[Records from a collection of figures]
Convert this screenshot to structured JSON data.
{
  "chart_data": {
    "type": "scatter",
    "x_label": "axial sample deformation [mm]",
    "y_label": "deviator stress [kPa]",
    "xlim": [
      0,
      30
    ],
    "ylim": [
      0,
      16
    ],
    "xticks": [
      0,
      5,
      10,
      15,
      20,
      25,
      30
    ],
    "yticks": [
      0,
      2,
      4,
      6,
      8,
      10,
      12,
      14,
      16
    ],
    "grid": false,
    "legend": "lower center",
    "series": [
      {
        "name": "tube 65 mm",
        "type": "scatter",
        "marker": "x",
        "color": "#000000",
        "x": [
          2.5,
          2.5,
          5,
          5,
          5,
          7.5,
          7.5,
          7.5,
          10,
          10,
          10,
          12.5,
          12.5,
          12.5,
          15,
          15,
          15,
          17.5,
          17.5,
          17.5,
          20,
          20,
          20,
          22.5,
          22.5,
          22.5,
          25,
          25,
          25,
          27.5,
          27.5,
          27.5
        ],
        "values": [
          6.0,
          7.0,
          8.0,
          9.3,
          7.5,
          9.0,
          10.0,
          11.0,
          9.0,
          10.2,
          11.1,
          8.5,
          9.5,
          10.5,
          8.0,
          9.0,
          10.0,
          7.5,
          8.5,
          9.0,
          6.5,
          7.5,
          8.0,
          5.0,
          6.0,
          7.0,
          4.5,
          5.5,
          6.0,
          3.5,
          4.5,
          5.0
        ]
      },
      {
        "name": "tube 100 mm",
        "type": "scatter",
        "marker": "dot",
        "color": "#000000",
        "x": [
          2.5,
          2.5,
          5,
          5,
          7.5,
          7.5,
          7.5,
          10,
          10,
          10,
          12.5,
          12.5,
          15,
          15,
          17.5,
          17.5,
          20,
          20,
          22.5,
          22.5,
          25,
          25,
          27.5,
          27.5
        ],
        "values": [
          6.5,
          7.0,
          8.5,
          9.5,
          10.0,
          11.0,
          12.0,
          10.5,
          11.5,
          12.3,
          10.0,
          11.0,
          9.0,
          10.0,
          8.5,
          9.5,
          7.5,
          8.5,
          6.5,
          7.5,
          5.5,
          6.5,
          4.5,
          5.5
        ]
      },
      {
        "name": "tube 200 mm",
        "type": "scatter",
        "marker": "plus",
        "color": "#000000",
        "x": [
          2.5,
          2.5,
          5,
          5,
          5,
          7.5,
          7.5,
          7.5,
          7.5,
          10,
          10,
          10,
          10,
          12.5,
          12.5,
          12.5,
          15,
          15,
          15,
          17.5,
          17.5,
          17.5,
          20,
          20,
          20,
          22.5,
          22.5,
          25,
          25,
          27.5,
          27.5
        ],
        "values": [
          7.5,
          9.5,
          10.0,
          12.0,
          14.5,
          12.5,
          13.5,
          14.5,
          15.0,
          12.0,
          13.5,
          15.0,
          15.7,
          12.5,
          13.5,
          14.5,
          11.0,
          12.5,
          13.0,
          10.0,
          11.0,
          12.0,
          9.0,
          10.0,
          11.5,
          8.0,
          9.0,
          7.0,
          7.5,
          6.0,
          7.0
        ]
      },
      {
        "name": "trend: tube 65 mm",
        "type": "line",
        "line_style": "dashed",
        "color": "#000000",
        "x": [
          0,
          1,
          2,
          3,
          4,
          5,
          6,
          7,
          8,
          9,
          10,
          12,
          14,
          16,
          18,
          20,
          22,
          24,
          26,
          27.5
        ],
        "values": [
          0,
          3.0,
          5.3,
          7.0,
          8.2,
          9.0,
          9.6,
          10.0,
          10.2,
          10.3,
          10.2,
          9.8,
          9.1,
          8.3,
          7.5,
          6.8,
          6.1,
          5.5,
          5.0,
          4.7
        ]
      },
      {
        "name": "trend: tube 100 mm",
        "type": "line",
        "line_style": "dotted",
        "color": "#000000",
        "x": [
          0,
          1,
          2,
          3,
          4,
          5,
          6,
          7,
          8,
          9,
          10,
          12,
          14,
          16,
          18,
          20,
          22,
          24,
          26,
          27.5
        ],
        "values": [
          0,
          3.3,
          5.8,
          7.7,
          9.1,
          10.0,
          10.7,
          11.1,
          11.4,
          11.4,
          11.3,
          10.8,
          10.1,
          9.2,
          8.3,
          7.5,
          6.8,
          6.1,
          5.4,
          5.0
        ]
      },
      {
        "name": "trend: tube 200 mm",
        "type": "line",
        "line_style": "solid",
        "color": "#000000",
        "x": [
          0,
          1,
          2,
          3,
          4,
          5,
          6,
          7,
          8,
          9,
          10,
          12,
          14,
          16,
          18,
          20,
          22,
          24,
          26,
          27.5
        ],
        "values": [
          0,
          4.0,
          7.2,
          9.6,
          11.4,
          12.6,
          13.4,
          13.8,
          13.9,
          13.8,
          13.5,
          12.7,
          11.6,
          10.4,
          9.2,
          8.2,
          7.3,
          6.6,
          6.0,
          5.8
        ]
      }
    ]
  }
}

...

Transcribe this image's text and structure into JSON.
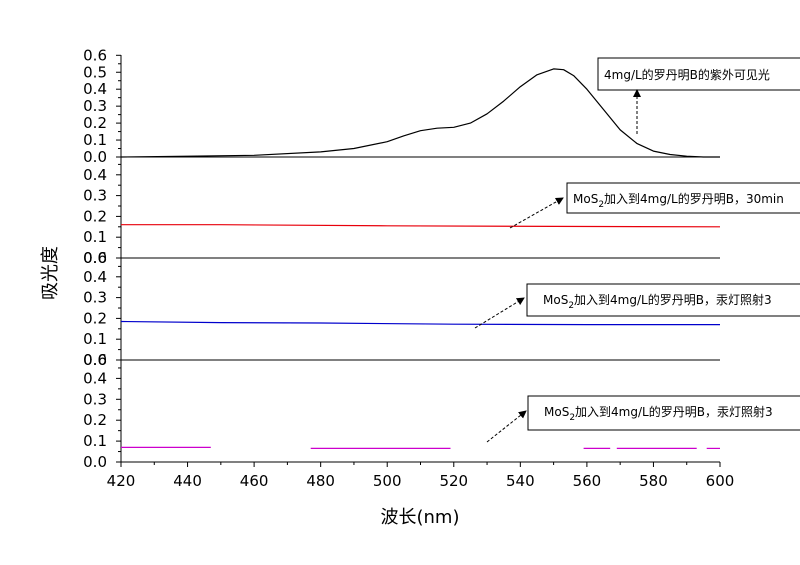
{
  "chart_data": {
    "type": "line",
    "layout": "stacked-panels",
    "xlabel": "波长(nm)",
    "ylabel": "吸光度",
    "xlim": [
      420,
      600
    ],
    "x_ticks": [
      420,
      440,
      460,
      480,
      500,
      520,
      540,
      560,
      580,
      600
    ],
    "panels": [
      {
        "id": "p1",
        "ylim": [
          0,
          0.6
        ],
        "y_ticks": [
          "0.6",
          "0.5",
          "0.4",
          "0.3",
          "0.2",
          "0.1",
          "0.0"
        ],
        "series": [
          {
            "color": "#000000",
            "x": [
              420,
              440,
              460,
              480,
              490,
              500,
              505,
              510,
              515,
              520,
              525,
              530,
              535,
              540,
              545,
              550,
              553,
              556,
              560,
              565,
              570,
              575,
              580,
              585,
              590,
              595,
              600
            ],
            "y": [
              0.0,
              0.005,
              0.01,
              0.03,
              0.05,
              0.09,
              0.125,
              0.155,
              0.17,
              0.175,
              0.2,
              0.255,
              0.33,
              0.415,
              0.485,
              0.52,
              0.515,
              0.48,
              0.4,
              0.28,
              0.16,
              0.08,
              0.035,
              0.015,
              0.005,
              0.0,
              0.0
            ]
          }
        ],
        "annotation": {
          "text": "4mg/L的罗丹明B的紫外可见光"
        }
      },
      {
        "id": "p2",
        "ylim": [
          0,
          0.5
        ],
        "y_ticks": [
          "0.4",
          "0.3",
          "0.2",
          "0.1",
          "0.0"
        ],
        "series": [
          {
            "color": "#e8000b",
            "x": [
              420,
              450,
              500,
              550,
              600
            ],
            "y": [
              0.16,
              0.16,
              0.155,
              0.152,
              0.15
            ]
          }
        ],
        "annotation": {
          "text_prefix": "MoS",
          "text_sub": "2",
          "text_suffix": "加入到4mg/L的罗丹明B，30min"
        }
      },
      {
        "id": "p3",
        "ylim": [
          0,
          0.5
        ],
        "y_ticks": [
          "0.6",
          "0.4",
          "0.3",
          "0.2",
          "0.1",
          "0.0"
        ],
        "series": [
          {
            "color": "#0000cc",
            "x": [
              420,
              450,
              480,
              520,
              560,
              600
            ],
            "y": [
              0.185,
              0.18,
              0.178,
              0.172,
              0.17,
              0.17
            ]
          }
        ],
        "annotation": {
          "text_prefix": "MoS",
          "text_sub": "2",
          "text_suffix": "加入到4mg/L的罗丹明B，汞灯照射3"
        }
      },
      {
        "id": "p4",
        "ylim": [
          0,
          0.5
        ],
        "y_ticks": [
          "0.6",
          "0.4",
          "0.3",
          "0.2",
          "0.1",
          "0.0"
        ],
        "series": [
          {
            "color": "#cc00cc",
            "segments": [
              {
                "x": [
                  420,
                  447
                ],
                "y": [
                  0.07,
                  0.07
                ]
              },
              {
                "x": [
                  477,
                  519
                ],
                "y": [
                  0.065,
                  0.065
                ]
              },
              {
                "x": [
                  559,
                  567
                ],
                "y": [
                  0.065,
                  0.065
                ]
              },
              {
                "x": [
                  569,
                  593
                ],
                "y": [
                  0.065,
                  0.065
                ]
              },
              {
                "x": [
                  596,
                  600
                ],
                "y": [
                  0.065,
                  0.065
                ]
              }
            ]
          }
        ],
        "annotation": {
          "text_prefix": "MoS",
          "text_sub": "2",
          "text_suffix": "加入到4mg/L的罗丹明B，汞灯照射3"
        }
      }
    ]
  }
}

==

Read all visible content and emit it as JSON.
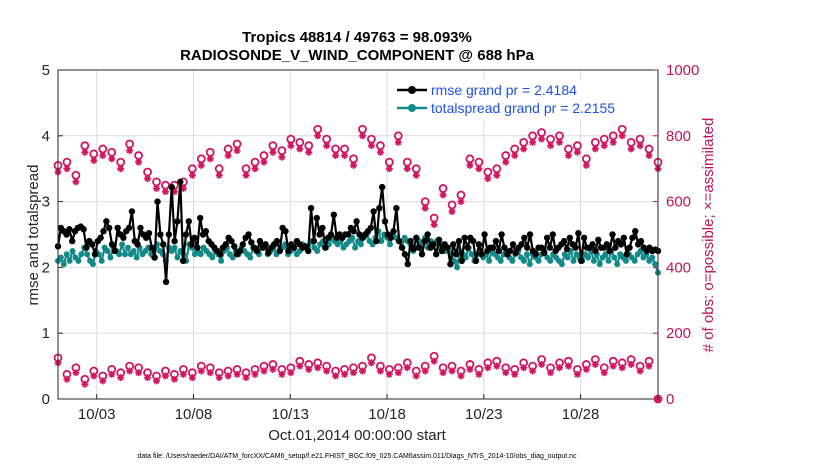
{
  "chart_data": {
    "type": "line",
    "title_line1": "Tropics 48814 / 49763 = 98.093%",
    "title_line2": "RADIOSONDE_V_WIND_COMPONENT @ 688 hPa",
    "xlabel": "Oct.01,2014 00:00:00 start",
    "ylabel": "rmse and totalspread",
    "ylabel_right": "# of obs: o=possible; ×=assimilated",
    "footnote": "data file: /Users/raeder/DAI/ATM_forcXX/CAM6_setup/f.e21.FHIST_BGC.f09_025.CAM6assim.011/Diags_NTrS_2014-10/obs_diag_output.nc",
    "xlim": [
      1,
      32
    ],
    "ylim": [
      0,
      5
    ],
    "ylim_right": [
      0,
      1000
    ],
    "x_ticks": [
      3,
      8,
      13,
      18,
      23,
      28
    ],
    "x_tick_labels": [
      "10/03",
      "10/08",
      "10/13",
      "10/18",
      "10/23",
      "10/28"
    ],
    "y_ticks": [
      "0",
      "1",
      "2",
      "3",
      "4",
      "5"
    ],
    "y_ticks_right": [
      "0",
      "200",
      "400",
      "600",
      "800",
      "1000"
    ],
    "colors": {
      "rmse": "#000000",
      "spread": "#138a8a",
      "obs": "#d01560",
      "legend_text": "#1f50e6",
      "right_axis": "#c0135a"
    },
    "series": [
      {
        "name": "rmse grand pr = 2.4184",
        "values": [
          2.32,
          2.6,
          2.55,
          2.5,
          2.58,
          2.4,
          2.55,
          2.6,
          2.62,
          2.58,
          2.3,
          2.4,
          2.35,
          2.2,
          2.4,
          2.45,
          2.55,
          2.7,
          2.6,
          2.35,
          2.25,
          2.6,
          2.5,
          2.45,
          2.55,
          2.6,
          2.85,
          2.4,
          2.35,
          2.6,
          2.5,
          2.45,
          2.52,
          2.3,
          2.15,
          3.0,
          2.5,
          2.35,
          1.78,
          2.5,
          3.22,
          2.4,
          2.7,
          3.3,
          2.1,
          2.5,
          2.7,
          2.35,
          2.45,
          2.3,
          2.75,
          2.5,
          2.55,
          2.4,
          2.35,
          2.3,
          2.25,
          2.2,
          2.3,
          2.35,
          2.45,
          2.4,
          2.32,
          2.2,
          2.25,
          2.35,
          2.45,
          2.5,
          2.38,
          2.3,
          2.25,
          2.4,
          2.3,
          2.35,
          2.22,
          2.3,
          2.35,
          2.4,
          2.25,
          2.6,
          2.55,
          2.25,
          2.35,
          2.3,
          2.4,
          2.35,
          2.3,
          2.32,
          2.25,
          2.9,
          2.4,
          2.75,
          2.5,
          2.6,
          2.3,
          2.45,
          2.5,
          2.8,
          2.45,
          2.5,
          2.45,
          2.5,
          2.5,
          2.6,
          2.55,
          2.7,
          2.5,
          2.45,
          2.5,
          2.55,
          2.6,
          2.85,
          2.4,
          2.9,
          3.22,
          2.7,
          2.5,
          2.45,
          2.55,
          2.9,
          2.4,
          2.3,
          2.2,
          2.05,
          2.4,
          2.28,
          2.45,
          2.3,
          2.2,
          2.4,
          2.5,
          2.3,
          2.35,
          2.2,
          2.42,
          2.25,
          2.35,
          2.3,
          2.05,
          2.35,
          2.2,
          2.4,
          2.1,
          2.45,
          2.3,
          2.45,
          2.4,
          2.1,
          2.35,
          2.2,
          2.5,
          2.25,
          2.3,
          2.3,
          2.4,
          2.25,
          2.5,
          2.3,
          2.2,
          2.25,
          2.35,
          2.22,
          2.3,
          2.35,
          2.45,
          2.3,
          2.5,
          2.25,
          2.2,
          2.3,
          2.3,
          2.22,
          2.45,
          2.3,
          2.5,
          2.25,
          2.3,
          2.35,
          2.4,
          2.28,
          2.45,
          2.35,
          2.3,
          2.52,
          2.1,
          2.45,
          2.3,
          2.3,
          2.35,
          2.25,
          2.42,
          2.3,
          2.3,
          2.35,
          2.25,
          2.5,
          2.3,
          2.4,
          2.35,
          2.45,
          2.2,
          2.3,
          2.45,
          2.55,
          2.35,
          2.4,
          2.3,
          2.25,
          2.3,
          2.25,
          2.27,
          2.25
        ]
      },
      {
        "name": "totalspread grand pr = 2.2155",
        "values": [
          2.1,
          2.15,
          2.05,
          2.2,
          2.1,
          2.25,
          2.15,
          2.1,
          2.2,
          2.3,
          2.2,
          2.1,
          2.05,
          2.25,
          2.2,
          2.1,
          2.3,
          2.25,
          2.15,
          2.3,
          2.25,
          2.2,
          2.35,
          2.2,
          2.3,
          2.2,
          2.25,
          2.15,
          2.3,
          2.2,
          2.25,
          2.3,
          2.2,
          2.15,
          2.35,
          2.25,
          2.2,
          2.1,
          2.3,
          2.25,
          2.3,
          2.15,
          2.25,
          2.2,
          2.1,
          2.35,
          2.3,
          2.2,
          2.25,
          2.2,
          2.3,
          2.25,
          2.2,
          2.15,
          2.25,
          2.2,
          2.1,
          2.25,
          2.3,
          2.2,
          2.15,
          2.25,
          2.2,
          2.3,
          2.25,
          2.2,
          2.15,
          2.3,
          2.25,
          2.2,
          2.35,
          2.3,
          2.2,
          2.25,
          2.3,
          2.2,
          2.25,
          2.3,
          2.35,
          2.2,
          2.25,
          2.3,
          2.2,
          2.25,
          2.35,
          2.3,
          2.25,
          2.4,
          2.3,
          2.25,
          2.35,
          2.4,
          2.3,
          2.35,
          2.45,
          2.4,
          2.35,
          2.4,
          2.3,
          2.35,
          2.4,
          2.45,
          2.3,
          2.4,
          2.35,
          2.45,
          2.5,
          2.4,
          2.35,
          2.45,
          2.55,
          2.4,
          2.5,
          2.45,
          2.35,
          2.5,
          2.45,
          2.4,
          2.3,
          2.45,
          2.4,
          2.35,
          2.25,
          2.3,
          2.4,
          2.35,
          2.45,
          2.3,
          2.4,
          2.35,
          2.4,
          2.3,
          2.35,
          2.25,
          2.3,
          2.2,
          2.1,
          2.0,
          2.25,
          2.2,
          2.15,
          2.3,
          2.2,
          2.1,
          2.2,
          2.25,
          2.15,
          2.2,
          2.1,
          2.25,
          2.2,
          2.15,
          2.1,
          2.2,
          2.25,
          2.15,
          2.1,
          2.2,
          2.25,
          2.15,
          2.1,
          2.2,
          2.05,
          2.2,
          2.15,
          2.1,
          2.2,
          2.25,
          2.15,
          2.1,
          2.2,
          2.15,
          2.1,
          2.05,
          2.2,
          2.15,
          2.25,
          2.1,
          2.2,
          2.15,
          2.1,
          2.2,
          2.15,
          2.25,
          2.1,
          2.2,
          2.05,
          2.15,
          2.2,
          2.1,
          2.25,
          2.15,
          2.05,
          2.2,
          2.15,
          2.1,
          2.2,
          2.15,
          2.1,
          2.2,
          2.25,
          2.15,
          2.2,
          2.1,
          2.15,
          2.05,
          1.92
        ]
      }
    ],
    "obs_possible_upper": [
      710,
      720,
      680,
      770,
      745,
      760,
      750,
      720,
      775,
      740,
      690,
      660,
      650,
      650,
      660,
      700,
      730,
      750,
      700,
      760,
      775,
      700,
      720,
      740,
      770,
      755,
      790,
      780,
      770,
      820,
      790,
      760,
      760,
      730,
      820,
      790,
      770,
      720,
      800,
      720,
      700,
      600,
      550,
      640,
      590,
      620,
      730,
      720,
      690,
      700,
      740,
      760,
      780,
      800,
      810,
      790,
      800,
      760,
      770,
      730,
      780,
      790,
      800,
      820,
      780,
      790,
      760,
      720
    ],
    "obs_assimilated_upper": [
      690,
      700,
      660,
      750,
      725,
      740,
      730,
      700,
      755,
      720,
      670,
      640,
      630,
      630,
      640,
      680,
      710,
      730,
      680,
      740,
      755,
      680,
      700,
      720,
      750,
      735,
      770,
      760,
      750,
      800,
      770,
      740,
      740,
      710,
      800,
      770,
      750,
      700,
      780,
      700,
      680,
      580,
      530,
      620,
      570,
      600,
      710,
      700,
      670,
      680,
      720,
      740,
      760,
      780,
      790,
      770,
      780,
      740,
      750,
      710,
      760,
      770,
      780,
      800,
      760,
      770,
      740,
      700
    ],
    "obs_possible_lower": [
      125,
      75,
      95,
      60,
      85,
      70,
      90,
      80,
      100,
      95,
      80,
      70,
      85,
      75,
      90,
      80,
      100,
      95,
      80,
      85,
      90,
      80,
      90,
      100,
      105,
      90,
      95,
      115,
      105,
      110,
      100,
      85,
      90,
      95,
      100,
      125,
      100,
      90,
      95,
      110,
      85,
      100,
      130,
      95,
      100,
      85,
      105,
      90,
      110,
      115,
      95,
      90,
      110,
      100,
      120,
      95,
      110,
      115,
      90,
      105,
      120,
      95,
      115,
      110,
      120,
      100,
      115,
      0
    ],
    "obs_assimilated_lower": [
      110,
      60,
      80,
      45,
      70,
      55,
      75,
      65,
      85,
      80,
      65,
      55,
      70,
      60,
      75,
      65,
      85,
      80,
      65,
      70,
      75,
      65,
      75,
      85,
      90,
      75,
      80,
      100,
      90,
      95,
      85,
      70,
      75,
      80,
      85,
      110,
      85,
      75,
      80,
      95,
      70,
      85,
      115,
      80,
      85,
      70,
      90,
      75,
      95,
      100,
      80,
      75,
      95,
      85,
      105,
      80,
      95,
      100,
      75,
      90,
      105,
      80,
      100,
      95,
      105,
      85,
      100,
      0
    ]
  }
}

-- SET PROBLEM --
Copy each line in the data that holds the word "rmse".

-- ANSWER IN FULL --
    "ylabel": "rmse and totalspread",
      "rmse": "#000000",
        "name": "rmse grand pr = 2.4184",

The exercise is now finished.